WRITTEN EXERCISE → Return, unchanged, the lines of the records below from the line with "- freeze-button[interactable]: ❄: [76, 312, 85, 321]" to the line with "- midi-region[interactable]: [870, 334, 1033, 344]", both ends included.

Layout records

********

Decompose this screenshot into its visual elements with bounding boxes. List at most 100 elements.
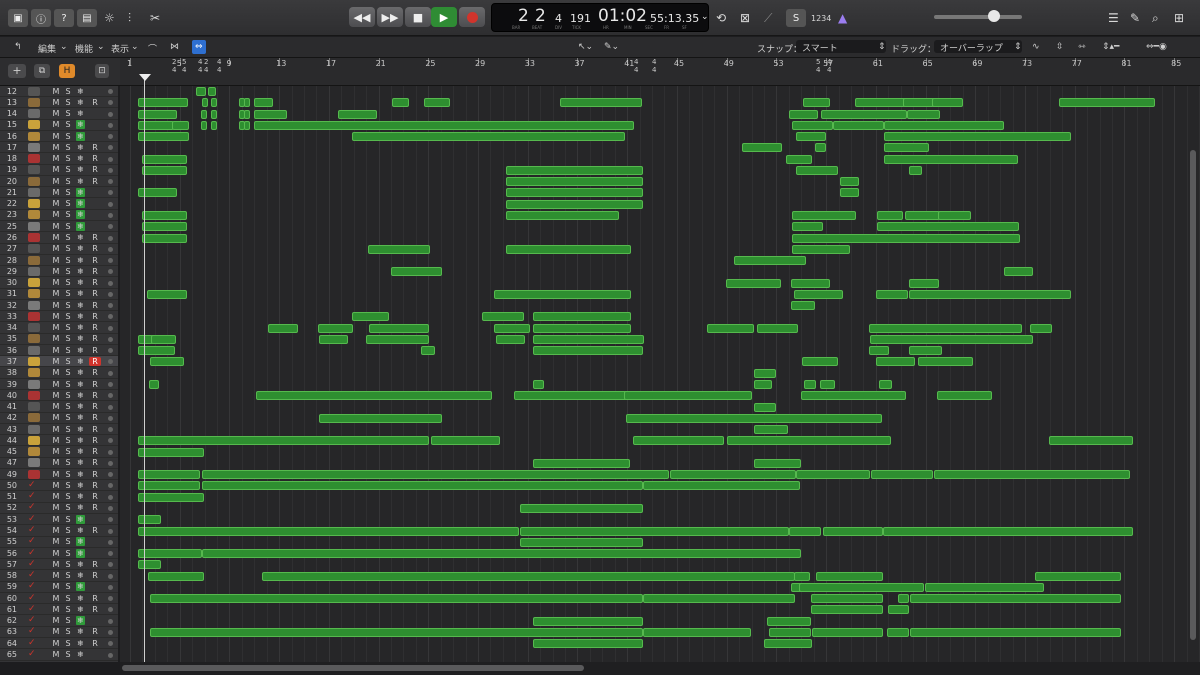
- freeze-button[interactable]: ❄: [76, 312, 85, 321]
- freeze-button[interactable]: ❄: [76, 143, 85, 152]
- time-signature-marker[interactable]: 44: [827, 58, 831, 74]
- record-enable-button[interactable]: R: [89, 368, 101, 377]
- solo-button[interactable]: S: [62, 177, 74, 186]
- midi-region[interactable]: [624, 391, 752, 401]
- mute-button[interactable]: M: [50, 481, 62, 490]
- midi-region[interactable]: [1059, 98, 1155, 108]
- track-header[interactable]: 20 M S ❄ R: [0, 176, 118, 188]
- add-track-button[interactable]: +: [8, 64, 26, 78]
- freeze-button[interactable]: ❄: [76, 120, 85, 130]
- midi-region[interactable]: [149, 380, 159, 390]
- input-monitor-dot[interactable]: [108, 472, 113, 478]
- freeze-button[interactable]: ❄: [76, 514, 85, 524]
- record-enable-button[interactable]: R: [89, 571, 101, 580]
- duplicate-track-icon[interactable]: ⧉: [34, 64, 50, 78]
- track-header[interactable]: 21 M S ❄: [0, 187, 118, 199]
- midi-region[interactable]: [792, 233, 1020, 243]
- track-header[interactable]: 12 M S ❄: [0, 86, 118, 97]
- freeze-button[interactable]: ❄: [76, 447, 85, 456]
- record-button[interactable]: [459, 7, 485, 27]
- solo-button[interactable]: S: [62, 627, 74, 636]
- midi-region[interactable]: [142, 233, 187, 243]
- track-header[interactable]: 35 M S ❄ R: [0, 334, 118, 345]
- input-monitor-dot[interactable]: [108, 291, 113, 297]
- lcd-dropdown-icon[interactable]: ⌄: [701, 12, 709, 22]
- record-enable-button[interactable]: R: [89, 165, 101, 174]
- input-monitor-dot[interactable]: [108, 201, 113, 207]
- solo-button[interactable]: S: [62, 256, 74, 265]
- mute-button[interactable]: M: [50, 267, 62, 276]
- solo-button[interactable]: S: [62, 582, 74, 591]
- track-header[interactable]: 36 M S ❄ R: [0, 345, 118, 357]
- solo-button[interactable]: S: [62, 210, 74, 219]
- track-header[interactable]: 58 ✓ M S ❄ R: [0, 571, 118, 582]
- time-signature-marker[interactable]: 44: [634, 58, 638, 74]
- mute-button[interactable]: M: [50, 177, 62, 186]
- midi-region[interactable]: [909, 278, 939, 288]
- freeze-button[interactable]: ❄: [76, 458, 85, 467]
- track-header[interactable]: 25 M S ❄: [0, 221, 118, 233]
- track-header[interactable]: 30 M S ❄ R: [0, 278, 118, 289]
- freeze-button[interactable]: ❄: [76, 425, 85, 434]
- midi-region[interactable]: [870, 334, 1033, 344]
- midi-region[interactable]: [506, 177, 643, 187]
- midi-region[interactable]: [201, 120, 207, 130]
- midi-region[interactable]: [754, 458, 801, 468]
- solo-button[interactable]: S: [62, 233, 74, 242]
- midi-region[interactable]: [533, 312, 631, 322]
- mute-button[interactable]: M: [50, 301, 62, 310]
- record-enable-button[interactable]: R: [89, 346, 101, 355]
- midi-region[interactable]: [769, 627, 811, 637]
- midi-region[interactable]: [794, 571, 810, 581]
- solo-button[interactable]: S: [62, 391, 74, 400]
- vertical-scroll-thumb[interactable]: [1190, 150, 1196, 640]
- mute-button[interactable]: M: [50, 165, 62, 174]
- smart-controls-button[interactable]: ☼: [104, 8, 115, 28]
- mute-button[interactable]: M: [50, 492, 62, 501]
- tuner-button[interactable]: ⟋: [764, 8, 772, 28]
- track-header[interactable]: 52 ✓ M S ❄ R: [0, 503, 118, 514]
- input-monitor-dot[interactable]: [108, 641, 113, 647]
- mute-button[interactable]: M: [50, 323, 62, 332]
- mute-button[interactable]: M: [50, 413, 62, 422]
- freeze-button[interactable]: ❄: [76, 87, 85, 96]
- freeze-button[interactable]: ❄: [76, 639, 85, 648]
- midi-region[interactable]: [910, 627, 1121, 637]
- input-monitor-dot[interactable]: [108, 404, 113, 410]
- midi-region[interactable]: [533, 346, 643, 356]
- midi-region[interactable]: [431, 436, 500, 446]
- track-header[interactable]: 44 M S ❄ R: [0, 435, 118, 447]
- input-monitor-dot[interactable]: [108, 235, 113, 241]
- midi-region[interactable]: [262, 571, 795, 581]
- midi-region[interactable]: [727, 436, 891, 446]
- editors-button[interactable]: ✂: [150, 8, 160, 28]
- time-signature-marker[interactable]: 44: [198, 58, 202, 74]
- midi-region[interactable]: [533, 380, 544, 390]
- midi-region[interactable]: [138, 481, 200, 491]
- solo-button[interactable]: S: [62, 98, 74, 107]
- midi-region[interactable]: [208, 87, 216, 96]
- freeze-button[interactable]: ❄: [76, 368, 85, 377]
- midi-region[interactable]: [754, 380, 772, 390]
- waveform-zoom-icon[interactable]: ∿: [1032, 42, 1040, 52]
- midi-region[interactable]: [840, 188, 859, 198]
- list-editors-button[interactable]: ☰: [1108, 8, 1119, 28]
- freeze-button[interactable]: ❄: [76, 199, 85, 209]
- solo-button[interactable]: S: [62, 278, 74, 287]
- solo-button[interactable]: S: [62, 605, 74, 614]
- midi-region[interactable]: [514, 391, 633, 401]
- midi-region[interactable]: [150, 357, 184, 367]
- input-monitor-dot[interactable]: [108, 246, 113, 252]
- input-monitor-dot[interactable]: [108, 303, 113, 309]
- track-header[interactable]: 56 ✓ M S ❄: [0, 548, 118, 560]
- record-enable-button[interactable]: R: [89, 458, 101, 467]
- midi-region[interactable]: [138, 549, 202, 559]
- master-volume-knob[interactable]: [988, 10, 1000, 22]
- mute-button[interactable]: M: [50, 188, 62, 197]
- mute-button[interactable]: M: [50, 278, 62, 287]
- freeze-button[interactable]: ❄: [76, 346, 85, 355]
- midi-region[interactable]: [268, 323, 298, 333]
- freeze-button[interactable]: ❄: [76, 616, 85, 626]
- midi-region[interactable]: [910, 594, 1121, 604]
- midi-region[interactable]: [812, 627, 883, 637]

********

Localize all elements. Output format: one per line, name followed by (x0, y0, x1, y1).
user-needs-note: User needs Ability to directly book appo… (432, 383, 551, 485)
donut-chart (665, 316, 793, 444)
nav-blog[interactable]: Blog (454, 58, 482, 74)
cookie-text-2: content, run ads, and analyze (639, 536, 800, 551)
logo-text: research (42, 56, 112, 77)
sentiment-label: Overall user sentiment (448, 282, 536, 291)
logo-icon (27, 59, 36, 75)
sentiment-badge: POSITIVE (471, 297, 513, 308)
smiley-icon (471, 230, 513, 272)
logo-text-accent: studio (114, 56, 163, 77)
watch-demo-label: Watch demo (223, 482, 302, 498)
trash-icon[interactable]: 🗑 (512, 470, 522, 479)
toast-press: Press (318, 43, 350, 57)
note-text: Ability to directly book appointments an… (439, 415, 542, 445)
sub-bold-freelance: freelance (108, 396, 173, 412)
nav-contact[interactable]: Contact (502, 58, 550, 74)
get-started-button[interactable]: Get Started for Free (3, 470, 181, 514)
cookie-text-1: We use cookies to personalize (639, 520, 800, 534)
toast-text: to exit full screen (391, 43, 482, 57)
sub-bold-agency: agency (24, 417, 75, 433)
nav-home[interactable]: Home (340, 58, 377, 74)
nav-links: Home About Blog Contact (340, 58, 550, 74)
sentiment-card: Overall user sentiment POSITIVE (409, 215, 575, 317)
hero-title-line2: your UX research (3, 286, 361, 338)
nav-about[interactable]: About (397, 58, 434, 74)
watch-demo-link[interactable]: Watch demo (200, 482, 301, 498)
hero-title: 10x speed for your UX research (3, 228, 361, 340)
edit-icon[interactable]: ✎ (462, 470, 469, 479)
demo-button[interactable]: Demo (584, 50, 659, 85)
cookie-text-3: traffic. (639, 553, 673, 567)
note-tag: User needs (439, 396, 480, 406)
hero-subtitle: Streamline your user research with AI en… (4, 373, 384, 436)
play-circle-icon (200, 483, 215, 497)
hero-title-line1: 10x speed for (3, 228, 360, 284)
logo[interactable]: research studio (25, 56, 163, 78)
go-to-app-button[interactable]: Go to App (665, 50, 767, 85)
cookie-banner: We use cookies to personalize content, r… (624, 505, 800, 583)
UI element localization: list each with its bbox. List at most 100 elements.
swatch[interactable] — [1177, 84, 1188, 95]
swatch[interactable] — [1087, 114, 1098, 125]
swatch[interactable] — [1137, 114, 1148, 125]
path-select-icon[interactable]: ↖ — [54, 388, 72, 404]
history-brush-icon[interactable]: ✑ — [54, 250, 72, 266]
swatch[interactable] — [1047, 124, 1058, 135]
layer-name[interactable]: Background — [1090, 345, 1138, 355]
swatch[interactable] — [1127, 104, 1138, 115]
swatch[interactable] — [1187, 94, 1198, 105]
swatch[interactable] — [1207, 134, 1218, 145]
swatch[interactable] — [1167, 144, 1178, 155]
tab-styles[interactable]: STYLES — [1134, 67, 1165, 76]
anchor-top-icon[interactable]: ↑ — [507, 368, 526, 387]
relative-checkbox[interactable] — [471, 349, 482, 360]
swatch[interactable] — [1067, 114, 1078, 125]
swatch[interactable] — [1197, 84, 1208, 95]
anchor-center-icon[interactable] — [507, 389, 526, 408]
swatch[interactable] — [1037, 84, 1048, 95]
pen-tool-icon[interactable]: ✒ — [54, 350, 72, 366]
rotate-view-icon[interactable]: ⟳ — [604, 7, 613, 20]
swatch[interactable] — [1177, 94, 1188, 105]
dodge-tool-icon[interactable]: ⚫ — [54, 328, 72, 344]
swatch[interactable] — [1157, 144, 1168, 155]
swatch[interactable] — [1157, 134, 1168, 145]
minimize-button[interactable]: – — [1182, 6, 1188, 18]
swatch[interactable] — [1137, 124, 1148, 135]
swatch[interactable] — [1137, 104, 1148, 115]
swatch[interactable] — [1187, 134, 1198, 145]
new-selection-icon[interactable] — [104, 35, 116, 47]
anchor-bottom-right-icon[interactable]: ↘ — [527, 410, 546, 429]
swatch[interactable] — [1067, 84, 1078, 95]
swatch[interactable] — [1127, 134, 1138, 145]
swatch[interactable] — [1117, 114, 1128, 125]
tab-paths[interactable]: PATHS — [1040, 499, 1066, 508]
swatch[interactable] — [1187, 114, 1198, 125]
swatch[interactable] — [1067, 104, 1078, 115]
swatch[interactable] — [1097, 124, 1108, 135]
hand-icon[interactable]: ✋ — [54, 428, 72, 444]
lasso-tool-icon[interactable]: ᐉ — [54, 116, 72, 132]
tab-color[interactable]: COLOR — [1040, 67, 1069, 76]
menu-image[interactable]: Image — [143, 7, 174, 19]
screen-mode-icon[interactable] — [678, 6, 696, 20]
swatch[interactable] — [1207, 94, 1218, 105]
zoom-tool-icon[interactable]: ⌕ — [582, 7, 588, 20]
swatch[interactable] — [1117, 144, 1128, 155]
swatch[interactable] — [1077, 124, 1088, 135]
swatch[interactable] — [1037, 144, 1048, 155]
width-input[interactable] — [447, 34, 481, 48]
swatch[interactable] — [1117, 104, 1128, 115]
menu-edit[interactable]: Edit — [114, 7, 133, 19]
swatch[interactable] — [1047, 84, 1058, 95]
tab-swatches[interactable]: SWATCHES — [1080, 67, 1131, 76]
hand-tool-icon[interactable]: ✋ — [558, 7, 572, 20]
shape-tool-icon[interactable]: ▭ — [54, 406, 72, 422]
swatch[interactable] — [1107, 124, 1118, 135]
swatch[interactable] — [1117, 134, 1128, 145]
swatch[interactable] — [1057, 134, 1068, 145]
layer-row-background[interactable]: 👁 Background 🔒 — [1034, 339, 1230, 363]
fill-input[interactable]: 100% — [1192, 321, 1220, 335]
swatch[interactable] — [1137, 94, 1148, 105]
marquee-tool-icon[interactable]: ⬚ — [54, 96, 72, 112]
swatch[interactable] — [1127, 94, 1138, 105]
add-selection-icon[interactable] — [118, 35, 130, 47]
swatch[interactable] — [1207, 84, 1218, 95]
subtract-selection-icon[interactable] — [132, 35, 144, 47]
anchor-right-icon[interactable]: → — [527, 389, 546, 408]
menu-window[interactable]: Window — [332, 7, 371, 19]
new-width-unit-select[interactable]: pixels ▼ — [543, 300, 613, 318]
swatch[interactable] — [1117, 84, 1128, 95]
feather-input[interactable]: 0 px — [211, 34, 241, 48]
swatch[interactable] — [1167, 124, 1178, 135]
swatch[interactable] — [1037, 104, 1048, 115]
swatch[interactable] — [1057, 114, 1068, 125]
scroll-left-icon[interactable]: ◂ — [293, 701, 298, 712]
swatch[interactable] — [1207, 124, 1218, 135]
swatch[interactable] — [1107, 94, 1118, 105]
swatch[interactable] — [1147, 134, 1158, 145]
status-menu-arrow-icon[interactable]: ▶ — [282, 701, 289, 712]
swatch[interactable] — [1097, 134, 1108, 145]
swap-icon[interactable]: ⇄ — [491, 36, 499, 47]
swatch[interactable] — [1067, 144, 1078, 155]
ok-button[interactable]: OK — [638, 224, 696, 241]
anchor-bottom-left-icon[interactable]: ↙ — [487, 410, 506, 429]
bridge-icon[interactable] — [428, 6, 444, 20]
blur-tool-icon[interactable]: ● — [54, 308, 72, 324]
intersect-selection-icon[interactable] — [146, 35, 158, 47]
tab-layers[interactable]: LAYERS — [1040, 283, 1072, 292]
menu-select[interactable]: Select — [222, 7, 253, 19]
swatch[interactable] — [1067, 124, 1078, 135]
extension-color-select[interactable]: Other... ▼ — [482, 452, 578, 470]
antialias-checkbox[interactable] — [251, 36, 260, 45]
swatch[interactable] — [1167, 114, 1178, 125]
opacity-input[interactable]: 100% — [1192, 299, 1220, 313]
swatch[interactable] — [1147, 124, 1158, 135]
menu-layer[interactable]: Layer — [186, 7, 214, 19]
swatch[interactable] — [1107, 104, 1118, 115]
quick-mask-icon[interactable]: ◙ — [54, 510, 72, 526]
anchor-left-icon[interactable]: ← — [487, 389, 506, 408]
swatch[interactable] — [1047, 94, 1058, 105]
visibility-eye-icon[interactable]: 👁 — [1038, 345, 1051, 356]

********

RESULT OF THE TASK →
- freeze-button[interactable]: ❄: [76, 312, 85, 321]
- freeze-button[interactable]: ❄: [76, 143, 85, 152]
- time-signature-marker[interactable]: 44: [827, 58, 831, 74]
- record-enable-button[interactable]: R: [89, 368, 101, 377]
- solo-button[interactable]: S: [62, 177, 74, 186]
- midi-region[interactable]: [624, 391, 752, 401]
- mute-button[interactable]: M: [50, 481, 62, 490]
- midi-region[interactable]: [1059, 98, 1155, 108]
- track-header[interactable]: 20 M S ❄ R: [0, 176, 118, 188]
- add-track-button[interactable]: +: [8, 64, 26, 78]
- freeze-button[interactable]: ❄: [76, 120, 85, 130]
- midi-region[interactable]: [149, 380, 159, 390]
- input-monitor-dot[interactable]: [108, 472, 113, 478]
- freeze-button[interactable]: ❄: [76, 514, 85, 524]
- record-enable-button[interactable]: R: [89, 571, 101, 580]
- duplicate-track-icon[interactable]: ⧉: [34, 64, 50, 78]
- track-header[interactable]: 21 M S ❄: [0, 187, 118, 199]
- midi-region[interactable]: [792, 233, 1020, 243]
- track-header[interactable]: 12 M S ❄: [0, 86, 118, 97]
- freeze-button[interactable]: ❄: [76, 447, 85, 456]
- record-button[interactable]: [459, 7, 485, 27]
- solo-button[interactable]: S: [62, 627, 74, 636]
- midi-region[interactable]: [142, 233, 187, 243]
- track-header[interactable]: 35 M S ❄ R: [0, 334, 118, 345]
- input-monitor-dot[interactable]: [108, 291, 113, 297]
- lcd-dropdown-icon[interactable]: ⌄: [701, 12, 709, 22]
- record-enable-button[interactable]: R: [89, 165, 101, 174]
- input-monitor-dot[interactable]: [108, 201, 113, 207]
- solo-button[interactable]: S: [62, 256, 74, 265]
- mute-button[interactable]: M: [50, 267, 62, 276]
- solo-button[interactable]: S: [62, 582, 74, 591]
- track-header[interactable]: 36 M S ❄ R: [0, 345, 118, 357]
- solo-button[interactable]: S: [62, 210, 74, 219]
- track-header[interactable]: 58 ✓ M S ❄ R: [0, 571, 118, 582]
- time-signature-marker[interactable]: 44: [634, 58, 638, 74]
- mute-button[interactable]: M: [50, 177, 62, 186]
- midi-region[interactable]: [909, 278, 939, 288]
- freeze-button[interactable]: ❄: [76, 458, 85, 467]
- track-header[interactable]: 25 M S ❄: [0, 221, 118, 233]
- track-header[interactable]: 30 M S ❄ R: [0, 278, 118, 289]
- freeze-button[interactable]: ❄: [76, 425, 85, 434]
- midi-region[interactable]: [870, 334, 1033, 344]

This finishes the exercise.